Locate every line that holds the string "this" and copy it.

Dataset:
****************

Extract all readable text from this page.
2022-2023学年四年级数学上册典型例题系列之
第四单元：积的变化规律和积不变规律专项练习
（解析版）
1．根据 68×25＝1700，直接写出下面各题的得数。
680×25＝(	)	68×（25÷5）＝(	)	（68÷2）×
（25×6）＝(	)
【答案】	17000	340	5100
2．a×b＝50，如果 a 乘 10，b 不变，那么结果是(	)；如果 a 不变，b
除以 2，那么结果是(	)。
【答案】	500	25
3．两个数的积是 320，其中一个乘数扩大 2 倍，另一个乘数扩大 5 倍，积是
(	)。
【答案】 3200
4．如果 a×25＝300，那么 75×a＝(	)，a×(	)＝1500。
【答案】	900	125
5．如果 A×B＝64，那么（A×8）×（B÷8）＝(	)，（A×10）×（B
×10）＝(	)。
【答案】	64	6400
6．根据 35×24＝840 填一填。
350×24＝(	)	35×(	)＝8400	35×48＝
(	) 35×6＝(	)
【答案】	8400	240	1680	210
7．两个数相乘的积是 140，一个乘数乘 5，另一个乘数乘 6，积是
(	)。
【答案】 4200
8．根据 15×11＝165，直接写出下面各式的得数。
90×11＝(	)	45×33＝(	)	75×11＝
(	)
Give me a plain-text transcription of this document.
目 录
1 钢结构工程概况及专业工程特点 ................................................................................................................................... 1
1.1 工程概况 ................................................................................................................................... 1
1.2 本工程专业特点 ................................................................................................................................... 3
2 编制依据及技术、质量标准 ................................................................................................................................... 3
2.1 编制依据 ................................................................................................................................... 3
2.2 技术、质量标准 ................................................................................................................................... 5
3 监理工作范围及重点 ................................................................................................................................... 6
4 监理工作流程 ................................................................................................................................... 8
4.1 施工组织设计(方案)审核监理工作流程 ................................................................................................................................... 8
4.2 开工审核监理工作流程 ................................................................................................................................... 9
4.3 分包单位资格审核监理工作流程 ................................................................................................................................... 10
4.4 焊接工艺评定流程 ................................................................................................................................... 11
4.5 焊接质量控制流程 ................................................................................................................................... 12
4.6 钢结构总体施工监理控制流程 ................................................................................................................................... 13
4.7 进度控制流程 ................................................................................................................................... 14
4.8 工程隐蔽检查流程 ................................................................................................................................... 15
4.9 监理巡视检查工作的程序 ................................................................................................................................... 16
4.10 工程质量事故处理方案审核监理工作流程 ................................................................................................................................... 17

****************

Task result:
Extract all readable text from this page.
Give me a plain-text transcription of this document.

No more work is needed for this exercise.